◆ What you will do: Look for the string "older" and copy every line that has it.

[Saved data entries]

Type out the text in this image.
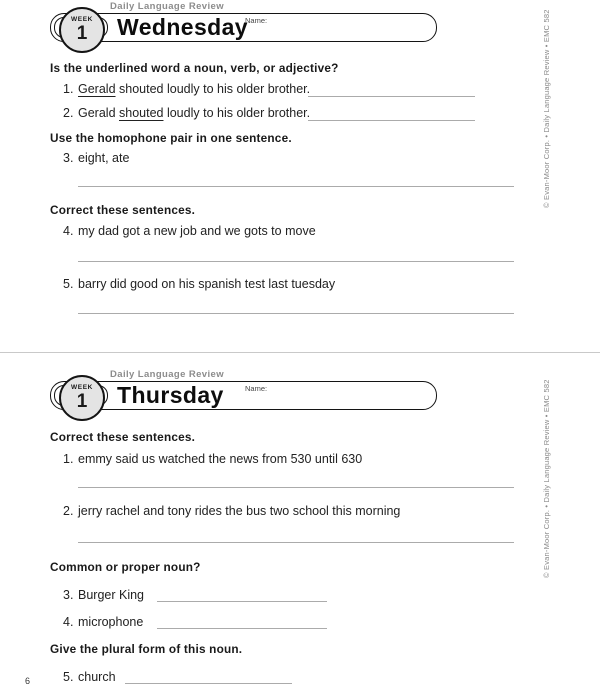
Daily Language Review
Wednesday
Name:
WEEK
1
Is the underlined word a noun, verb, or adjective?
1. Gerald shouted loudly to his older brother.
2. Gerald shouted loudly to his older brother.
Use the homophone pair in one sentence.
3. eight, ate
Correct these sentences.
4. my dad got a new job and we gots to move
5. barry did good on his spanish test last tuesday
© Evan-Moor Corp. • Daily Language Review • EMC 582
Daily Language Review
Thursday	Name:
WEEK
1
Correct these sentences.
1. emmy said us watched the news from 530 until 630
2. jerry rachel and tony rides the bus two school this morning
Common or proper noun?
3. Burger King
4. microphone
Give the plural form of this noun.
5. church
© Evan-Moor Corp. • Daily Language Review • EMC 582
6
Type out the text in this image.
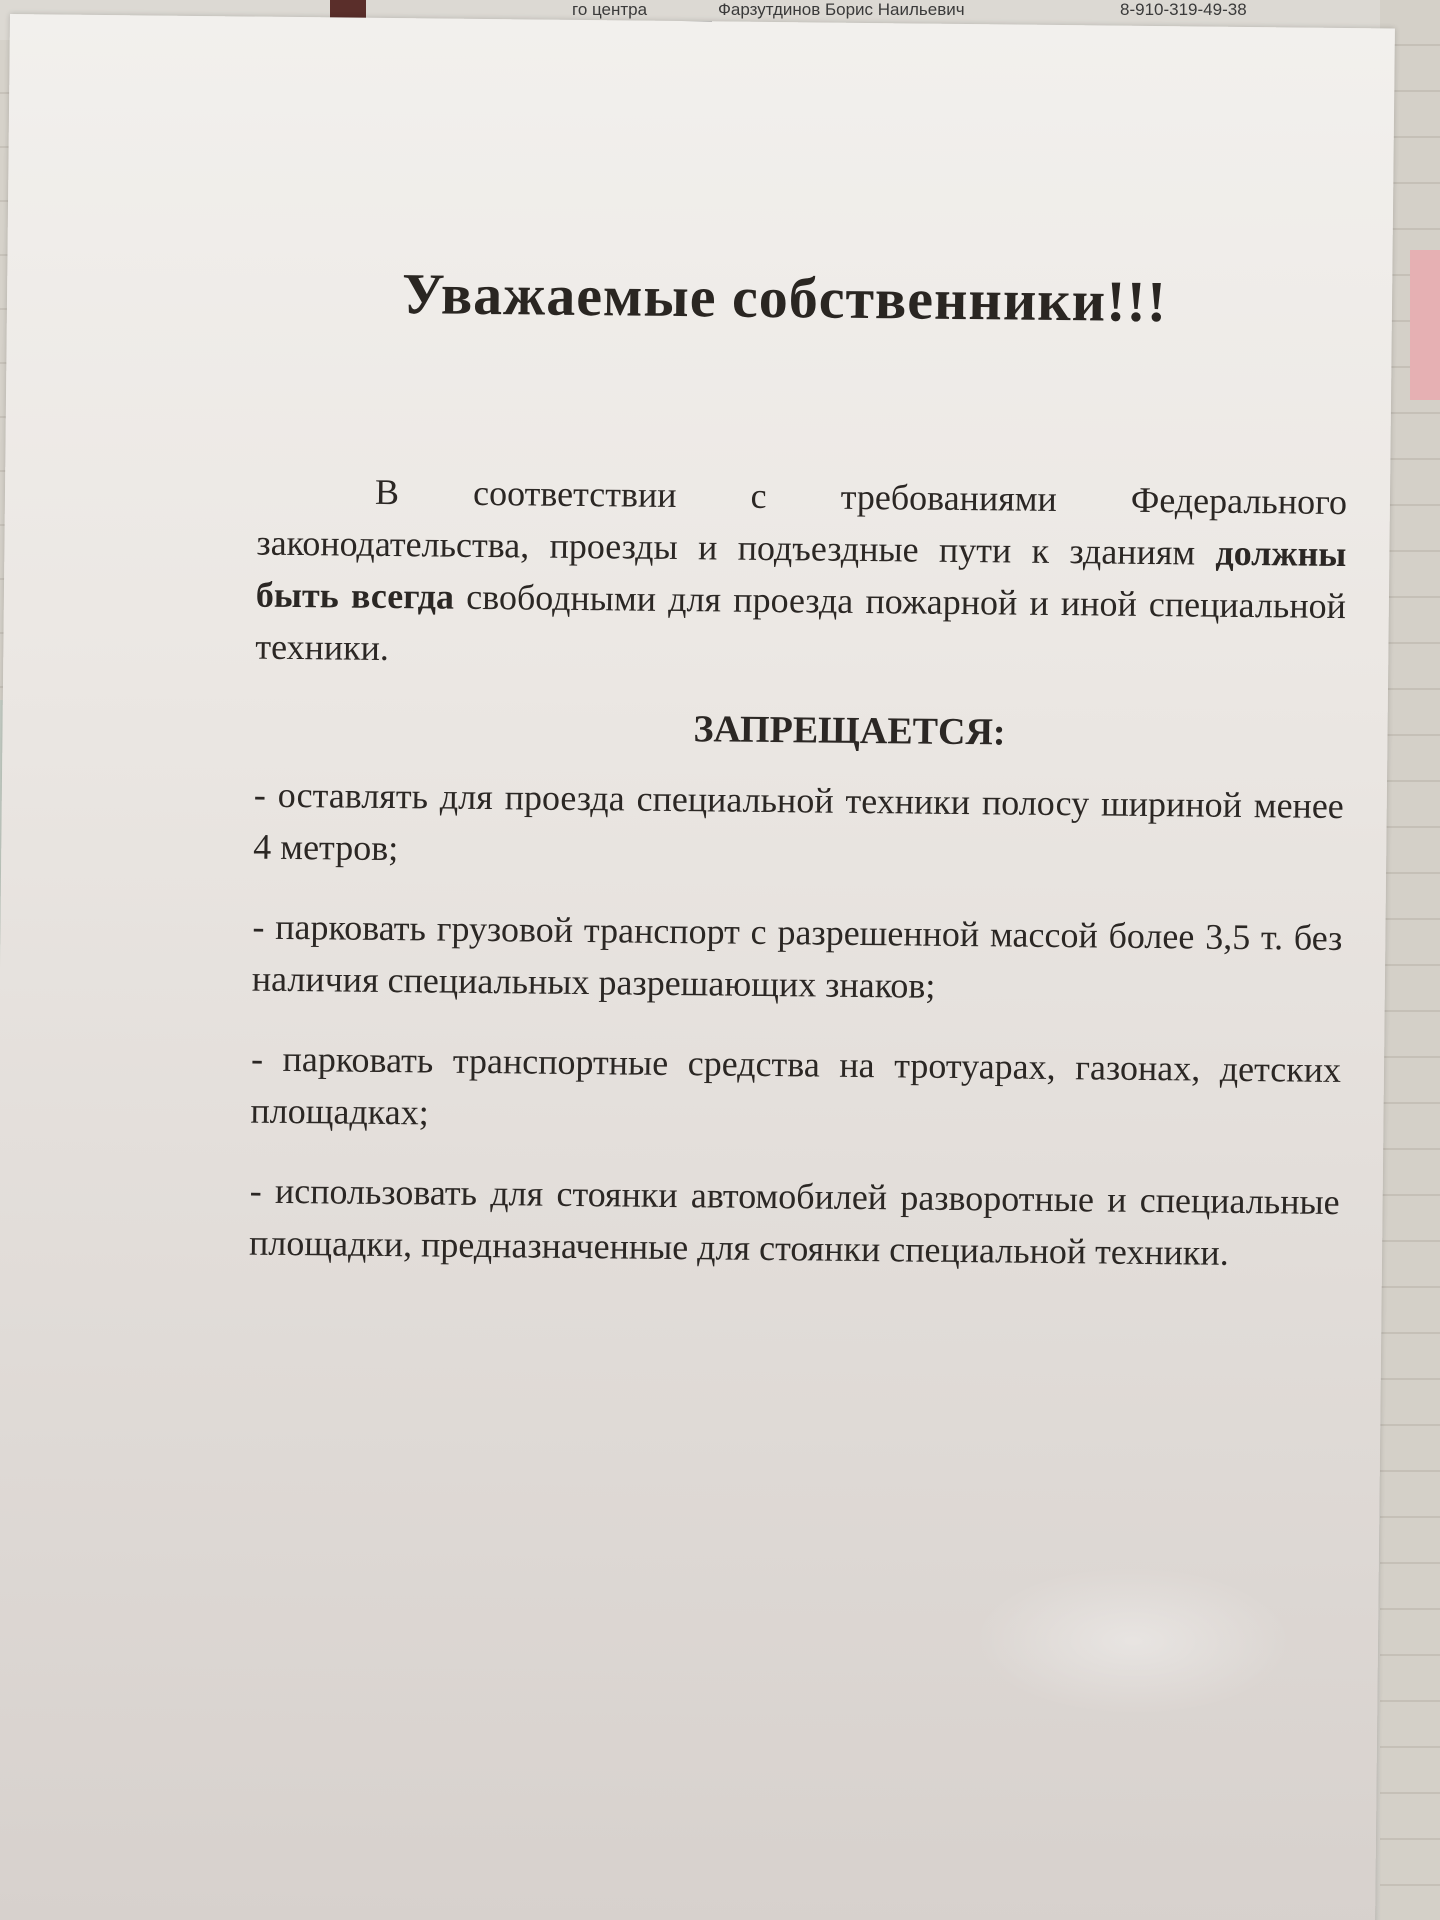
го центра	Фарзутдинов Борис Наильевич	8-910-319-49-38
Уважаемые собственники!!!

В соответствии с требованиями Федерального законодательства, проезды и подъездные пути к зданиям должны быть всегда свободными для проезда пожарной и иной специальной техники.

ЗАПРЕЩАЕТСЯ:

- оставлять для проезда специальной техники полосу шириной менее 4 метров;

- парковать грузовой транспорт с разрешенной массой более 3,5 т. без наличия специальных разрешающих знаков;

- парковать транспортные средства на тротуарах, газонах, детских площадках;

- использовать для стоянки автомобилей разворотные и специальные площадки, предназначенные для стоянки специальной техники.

◆ Result for this task:
1. Gerald shouted loudly to his older brother.
2. Gerald shouted loudly to his older brother.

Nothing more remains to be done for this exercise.